══ TASK DATA ══
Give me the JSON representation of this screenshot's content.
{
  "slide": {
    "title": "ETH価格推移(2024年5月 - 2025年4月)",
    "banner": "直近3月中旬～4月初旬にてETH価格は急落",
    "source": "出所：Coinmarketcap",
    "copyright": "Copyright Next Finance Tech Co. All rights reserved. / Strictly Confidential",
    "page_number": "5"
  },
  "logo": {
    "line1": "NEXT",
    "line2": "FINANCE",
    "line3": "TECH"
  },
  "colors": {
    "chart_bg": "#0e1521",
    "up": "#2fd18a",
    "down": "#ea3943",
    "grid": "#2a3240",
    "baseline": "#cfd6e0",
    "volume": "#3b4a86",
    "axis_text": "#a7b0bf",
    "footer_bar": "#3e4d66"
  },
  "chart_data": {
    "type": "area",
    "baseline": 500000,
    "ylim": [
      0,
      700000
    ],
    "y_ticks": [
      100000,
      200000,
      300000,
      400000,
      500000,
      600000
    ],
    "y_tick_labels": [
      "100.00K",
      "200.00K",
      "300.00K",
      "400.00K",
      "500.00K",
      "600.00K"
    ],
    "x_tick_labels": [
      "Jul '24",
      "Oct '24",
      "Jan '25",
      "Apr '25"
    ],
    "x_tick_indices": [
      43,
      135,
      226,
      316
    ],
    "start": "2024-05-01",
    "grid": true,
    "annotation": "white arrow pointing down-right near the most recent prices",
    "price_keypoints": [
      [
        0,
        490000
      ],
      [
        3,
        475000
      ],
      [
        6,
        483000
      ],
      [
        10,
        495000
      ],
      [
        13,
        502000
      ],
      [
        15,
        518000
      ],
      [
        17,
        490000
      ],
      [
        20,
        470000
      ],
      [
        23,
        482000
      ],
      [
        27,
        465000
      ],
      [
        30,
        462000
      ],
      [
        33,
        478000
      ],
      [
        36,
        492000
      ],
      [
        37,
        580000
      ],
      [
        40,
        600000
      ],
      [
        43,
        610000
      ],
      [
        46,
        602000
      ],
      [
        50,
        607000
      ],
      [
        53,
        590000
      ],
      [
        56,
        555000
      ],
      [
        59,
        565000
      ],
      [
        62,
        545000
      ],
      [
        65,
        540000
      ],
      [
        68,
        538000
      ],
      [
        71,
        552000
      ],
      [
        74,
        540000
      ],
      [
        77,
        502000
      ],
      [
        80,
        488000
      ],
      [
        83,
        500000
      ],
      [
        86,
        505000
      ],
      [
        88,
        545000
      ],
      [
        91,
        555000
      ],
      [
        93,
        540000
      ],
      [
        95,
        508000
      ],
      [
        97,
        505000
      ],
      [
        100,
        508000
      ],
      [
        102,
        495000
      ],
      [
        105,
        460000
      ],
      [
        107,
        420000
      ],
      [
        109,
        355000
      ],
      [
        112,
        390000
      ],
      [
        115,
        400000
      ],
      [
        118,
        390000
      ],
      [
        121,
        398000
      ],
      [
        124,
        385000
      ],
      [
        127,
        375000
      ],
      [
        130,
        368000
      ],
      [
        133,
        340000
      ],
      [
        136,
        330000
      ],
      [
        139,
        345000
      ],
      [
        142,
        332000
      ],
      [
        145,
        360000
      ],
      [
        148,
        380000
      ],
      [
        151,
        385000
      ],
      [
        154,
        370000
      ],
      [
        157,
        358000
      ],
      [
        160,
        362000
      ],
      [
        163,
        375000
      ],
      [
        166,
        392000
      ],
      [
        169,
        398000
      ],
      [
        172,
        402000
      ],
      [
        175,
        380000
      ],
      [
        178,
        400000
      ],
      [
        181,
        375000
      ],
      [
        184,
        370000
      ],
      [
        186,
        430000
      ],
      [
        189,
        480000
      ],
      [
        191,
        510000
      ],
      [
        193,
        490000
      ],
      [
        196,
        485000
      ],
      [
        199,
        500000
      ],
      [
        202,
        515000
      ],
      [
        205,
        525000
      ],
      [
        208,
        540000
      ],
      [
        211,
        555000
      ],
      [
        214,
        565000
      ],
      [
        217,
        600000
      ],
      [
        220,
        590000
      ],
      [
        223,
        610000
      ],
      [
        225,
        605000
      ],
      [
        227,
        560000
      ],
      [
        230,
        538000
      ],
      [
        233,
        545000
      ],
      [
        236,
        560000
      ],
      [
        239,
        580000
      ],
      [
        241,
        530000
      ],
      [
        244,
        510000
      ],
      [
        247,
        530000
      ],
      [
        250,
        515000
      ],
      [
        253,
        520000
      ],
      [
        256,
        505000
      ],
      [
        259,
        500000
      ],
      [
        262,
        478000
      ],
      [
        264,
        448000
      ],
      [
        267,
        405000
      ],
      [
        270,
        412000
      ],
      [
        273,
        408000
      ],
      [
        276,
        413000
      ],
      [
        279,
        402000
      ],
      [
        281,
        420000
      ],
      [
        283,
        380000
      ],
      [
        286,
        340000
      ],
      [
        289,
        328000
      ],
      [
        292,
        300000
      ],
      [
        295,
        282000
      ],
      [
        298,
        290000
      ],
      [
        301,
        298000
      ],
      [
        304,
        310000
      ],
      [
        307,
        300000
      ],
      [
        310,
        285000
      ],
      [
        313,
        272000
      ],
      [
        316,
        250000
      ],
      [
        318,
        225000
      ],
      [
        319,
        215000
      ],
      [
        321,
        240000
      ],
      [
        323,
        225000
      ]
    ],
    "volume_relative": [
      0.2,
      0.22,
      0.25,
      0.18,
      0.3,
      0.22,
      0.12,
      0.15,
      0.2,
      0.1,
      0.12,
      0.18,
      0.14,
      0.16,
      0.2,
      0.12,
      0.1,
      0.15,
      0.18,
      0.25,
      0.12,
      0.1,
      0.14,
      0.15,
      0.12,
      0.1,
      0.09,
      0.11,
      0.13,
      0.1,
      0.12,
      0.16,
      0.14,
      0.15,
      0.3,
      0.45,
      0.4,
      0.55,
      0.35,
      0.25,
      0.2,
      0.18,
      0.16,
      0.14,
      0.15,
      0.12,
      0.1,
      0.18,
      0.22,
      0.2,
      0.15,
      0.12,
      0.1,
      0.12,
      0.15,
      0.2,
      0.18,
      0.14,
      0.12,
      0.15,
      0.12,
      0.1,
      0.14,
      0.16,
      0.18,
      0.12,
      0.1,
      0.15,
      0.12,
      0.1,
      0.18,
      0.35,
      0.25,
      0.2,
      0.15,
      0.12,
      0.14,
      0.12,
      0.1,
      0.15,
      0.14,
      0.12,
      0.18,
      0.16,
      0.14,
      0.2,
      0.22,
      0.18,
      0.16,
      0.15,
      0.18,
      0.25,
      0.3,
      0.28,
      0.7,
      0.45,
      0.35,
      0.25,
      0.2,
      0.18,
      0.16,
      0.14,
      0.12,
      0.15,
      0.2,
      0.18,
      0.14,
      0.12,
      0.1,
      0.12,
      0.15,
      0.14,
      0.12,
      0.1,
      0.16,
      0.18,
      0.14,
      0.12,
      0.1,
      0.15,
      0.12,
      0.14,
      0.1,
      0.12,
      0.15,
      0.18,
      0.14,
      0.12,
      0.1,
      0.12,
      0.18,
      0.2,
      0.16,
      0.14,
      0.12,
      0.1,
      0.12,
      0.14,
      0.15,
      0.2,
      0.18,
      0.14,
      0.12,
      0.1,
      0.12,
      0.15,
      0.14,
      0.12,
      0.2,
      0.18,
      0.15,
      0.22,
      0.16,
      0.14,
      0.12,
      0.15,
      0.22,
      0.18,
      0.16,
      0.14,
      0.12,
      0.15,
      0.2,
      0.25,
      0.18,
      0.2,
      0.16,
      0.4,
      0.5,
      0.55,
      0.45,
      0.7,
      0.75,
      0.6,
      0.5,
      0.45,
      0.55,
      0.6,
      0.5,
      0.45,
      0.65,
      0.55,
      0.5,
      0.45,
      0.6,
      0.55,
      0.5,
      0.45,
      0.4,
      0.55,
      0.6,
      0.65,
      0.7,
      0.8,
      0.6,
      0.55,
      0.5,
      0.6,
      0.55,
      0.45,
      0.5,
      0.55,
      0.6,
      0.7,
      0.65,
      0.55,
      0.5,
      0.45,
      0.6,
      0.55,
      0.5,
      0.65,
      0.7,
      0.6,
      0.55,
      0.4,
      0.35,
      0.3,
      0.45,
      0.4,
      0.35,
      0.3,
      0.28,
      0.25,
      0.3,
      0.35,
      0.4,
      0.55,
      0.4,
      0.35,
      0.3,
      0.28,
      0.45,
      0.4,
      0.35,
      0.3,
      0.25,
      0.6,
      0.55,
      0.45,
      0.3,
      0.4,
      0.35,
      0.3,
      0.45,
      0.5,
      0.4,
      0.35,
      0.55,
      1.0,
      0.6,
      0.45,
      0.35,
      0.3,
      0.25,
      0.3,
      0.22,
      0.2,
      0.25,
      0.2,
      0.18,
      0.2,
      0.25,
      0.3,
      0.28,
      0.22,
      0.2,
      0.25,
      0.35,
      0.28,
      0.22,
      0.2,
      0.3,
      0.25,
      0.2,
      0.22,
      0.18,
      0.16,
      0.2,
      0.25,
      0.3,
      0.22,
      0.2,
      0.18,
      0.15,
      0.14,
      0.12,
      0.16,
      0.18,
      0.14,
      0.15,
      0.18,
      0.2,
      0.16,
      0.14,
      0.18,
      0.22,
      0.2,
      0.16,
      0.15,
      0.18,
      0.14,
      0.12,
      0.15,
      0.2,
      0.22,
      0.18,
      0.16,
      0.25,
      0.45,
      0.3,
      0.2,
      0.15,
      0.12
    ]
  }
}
═══
EXERCISE REQUIREMENTS> Each line in the data that holds the string "down" should be found and copied.

EXERCISE ANSWER>
    "down": "#ea3943",
    "annotation": "white arrow pointing down-right near the most recent prices",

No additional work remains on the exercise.